== Extracted data ==

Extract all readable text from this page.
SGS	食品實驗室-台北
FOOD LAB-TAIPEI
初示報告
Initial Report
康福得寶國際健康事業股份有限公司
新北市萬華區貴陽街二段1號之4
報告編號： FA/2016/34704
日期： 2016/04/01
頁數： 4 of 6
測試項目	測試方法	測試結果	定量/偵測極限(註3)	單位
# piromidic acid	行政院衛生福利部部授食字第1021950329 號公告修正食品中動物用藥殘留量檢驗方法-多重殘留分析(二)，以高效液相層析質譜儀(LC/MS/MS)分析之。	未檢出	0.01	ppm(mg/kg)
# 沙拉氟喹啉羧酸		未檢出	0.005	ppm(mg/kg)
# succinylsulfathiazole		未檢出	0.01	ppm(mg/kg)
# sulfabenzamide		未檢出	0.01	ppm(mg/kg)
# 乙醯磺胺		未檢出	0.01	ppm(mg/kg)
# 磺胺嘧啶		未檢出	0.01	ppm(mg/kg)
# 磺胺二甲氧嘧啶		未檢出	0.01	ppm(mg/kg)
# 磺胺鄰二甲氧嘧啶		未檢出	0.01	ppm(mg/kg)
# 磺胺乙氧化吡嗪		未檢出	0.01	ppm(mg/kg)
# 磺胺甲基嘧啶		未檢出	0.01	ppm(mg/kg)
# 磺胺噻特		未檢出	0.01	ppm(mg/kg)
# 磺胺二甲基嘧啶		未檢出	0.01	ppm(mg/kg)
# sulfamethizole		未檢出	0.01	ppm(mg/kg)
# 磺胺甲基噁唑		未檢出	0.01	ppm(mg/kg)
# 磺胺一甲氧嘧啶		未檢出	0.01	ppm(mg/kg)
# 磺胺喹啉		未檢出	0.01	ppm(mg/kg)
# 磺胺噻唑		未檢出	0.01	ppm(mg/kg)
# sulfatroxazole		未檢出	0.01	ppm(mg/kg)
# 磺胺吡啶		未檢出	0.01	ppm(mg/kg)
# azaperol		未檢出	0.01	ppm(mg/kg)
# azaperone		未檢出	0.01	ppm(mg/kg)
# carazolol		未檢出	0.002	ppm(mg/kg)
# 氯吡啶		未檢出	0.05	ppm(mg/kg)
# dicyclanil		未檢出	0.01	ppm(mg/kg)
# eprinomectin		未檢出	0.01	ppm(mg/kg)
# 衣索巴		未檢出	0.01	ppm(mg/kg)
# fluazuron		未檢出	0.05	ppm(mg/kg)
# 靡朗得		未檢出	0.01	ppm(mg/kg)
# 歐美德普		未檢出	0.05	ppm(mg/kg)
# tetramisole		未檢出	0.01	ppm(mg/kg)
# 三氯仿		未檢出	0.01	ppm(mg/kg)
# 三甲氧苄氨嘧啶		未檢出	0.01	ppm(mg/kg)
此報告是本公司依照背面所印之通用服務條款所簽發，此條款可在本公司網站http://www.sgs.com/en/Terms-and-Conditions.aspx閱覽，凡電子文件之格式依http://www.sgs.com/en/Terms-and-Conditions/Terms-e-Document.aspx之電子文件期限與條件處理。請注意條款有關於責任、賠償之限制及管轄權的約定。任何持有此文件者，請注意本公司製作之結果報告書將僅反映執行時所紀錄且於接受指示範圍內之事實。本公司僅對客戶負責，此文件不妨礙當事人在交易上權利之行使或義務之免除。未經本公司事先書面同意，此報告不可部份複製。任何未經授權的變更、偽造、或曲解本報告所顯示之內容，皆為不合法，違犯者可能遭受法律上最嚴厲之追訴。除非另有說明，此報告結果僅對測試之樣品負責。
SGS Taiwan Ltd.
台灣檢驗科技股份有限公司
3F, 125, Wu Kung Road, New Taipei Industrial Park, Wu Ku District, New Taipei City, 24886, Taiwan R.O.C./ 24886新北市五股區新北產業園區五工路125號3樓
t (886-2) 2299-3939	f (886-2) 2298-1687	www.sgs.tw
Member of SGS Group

===

What is asked: Every line of the data above should be reproduced word for word.

Final answer:
Extract all readable text from this page.
SGS	食品實驗室-台北
FOOD LAB-TAIPEI
初示報告
Initial Report
康福得寶國際健康事業股份有限公司
新北市萬華區貴陽街二段1號之4
報告編號： FA/2016/34704
日期： 2016/04/01
頁數： 4 of 6
測試項目	測試方法	測試結果	定量/偵測極限(註3)	單位
# piromidic acid	行政院衛生福利部部授食字第1021950329 號公告修正食品中動物用藥殘留量檢驗方法-多重殘留分析(二)，以高效液相層析質譜儀(LC/MS/MS)分析之。	未檢出	0.01	ppm(mg/kg)
# 沙拉氟喹啉羧酸		未檢出	0.005	ppm(mg/kg)
# succinylsulfathiazole		未檢出	0.01	ppm(mg/kg)
# sulfabenzamide		未檢出	0.01	ppm(mg/kg)
# 乙醯磺胺		未檢出	0.01	ppm(mg/kg)
# 磺胺嘧啶		未檢出	0.01	ppm(mg/kg)
# 磺胺二甲氧嘧啶		未檢出	0.01	ppm(mg/kg)
# 磺胺鄰二甲氧嘧啶		未檢出	0.01	ppm(mg/kg)
# 磺胺乙氧化吡嗪		未檢出	0.01	ppm(mg/kg)
# 磺胺甲基嘧啶		未檢出	0.01	ppm(mg/kg)
# 磺胺噻特		未檢出	0.01	ppm(mg/kg)
# 磺胺二甲基嘧啶		未檢出	0.01	ppm(mg/kg)
# sulfamethizole		未檢出	0.01	ppm(mg/kg)
# 磺胺甲基噁唑		未檢出	0.01	ppm(mg/kg)
# 磺胺一甲氧嘧啶		未檢出	0.01	ppm(mg/kg)
# 磺胺喹啉		未檢出	0.01	ppm(mg/kg)
# 磺胺噻唑		未檢出	0.01	ppm(mg/kg)
# sulfatroxazole		未檢出	0.01	ppm(mg/kg)
# 磺胺吡啶		未檢出	0.01	ppm(mg/kg)
# azaperol		未檢出	0.01	ppm(mg/kg)
# azaperone		未檢出	0.01	ppm(mg/kg)
# carazolol		未檢出	0.002	ppm(mg/kg)
# 氯吡啶		未檢出	0.05	ppm(mg/kg)
# dicyclanil		未檢出	0.01	ppm(mg/kg)
# eprinomectin		未檢出	0.01	ppm(mg/kg)
# 衣索巴		未檢出	0.01	ppm(mg/kg)
# fluazuron		未檢出	0.05	ppm(mg/kg)
# 靡朗得		未檢出	0.01	ppm(mg/kg)
# 歐美德普		未檢出	0.05	ppm(mg/kg)
# tetramisole		未檢出	0.01	ppm(mg/kg)
# 三氯仿		未檢出	0.01	ppm(mg/kg)
# 三甲氧苄氨嘧啶		未檢出	0.01	ppm(mg/kg)
此報告是本公司依照背面所印之通用服務條款所簽發，此條款可在本公司網站http://www.sgs.com/en/Terms-and-Conditions.aspx閱覽，凡電子文件之格式依http://www.sgs.com/en/Terms-and-Conditions/Terms-e-Document.aspx之電子文件期限與條件處理。請注意條款有關於責任、賠償之限制及管轄權的約定。任何持有此文件者，請注意本公司製作之結果報告書將僅反映執行時所紀錄且於接受指示範圍內之事實。本公司僅對客戶負責，此文件不妨礙當事人在交易上權利之行使或義務之免除。未經本公司事先書面同意，此報告不可部份複製。任何未經授權的變更、偽造、或曲解本報告所顯示之內容，皆為不合法，違犯者可能遭受法律上最嚴厲之追訴。除非另有說明，此報告結果僅對測試之樣品負責。
SGS Taiwan Ltd.
台灣檢驗科技股份有限公司
3F, 125, Wu Kung Road, New Taipei Industrial Park, Wu Ku District, New Taipei City, 24886, Taiwan R.O.C./ 24886新北市五股區新北產業園區五工路125號3樓
t (886-2) 2299-3939	f (886-2) 2298-1687	www.sgs.tw
Member of SGS Group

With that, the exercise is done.